### Data entries
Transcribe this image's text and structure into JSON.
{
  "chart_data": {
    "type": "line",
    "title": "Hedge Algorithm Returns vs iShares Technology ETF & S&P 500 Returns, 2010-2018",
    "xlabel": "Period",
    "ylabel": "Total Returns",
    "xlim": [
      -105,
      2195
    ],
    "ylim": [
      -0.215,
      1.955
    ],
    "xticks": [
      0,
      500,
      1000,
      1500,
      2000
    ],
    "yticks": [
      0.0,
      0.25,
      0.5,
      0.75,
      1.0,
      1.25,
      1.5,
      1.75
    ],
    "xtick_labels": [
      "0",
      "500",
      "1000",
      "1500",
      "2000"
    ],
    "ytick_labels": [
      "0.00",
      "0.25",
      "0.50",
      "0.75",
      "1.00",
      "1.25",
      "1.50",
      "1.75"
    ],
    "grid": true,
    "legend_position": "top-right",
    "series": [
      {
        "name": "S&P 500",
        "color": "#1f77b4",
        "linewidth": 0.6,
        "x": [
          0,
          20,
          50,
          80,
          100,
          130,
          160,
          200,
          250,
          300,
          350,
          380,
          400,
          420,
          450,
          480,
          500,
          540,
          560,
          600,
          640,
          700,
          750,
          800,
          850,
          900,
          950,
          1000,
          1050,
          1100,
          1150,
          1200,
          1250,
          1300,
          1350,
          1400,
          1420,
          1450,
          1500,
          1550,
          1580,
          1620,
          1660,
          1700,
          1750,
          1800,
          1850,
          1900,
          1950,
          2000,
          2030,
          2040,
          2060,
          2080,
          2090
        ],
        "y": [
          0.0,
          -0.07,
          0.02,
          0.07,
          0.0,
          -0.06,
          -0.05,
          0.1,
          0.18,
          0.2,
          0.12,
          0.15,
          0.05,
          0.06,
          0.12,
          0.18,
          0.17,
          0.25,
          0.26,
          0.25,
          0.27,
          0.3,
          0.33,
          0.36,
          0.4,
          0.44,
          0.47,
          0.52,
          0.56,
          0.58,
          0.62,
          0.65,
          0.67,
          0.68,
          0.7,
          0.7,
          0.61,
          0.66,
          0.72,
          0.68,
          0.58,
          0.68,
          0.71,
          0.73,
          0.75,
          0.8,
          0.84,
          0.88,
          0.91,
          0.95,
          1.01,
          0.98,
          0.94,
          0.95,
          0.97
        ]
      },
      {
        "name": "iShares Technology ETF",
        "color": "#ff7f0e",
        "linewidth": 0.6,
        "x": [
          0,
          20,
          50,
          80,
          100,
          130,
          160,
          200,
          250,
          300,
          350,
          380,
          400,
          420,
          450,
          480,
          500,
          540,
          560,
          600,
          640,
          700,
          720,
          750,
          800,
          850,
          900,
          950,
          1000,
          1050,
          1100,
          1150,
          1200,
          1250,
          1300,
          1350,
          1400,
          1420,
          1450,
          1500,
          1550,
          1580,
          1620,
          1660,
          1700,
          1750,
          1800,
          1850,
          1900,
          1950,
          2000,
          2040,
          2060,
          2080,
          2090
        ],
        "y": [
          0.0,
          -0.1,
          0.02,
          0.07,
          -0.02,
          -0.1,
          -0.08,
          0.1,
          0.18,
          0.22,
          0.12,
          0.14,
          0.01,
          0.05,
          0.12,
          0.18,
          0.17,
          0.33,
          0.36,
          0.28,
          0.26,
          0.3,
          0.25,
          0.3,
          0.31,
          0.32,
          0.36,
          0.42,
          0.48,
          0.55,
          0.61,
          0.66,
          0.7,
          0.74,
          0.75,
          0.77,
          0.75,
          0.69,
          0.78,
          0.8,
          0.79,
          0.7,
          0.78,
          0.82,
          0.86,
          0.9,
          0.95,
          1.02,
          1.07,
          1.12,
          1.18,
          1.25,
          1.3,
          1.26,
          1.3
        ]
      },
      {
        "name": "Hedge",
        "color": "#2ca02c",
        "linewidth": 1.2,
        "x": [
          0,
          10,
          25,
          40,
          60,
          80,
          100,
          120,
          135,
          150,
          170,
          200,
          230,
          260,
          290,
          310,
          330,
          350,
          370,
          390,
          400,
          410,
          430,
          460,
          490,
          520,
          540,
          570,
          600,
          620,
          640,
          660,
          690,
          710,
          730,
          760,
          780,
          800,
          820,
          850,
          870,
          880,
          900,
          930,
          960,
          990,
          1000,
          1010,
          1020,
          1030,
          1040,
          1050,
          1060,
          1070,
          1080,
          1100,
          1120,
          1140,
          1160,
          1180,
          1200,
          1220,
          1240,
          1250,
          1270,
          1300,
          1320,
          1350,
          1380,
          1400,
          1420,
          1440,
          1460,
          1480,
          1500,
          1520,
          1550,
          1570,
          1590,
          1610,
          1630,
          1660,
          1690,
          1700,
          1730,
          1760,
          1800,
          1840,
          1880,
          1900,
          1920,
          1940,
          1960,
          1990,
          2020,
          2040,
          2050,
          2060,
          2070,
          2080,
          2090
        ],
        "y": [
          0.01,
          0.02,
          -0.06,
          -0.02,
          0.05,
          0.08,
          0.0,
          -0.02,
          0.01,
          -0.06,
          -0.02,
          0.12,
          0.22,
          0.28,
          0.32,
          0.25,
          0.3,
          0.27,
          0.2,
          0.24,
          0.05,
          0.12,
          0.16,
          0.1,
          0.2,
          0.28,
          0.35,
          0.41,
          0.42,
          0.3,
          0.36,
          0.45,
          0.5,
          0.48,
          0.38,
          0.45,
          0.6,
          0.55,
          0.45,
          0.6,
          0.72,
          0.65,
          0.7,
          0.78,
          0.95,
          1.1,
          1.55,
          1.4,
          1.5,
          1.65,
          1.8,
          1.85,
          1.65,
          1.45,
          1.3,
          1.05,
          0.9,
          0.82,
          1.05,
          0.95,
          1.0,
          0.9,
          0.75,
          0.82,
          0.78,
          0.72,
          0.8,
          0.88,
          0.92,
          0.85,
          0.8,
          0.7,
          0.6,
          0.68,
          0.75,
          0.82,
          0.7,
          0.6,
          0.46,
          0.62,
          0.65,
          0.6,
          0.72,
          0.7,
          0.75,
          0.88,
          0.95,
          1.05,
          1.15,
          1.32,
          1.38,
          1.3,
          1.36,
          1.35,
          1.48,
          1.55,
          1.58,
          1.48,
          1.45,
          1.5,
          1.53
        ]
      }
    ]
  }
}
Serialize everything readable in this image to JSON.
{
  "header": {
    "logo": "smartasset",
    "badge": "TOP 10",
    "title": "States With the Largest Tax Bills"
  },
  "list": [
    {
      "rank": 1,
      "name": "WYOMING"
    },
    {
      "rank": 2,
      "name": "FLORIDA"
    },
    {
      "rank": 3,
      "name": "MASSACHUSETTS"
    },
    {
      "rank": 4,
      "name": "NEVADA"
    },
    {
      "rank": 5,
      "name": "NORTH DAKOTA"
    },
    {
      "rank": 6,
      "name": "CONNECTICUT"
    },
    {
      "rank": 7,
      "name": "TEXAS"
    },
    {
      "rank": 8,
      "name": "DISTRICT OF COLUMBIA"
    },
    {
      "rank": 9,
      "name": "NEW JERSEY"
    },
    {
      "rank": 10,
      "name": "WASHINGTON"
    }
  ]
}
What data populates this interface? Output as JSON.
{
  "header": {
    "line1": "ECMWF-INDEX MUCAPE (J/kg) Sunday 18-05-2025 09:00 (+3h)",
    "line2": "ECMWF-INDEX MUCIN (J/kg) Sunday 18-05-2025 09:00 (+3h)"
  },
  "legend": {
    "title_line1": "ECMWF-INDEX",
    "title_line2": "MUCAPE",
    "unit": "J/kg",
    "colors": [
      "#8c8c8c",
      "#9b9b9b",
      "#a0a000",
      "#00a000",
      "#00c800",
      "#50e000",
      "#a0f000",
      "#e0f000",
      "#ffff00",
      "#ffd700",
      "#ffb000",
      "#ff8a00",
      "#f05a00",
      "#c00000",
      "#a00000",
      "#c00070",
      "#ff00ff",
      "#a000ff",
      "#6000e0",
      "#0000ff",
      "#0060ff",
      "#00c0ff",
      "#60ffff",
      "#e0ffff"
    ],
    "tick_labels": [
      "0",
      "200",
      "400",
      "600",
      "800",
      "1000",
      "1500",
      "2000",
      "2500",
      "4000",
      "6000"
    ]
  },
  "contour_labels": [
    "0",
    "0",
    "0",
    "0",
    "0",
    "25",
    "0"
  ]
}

### Exercise description
Produce an exact repeat of the lines from the one containing "Serialize everything readable" through the last line of the data, and nothing more.

### Result of the exercise
Serialize everything readable in this image to JSON.
{
  "header": {
    "logo": "smartasset",
    "badge": "TOP 10",
    "title": "States With the Largest Tax Bills"
  },
  "list": [
    {
      "rank": 1,
      "name": "WYOMING"
    },
    {
      "rank": 2,
      "name": "FLORIDA"
    },
    {
      "rank": 3,
      "name": "MASSACHUSETTS"
    },
    {
      "rank": 4,
      "name": "NEVADA"
    },
    {
      "rank": 5,
      "name": "NORTH DAKOTA"
    },
    {
      "rank": 6,
      "name": "CONNECTICUT"
    },
    {
      "rank": 7,
      "name": "TEXAS"
    },
    {
      "rank": 8,
      "name": "DISTRICT OF COLUMBIA"
    },
    {
      "rank": 9,
      "name": "NEW JERSEY"
    },
    {
      "rank": 10,
      "name": "WASHINGTON"
    }
  ]
}
What data populates this interface? Output as JSON.
{
  "header": {
    "line1": "ECMWF-INDEX MUCAPE (J/kg) Sunday 18-05-2025 09:00 (+3h)",
    "line2": "ECMWF-INDEX MUCIN (J/kg) Sunday 18-05-2025 09:00 (+3h)"
  },
  "legend": {
    "title_line1": "ECMWF-INDEX",
    "title_line2": "MUCAPE",
    "unit": "J/kg",
    "colors": [
      "#8c8c8c",
      "#9b9b9b",
      "#a0a000",
      "#00a000",
      "#00c800",
      "#50e000",
      "#a0f000",
      "#e0f000",
      "#ffff00",
      "#ffd700",
      "#ffb000",
      "#ff8a00",
      "#f05a00",
      "#c00000",
      "#a00000",
      "#c00070",
      "#ff00ff",
      "#a000ff",
      "#6000e0",
      "#0000ff",
      "#0060ff",
      "#00c0ff",
      "#60ffff",
      "#e0ffff"
    ],
    "tick_labels": [
      "0",
      "200",
      "400",
      "600",
      "800",
      "1000",
      "1500",
      "2000",
      "2500",
      "4000",
      "6000"
    ]
  },
  "contour_labels": [
    "0",
    "0",
    "0",
    "0",
    "0",
    "25",
    "0"
  ]
}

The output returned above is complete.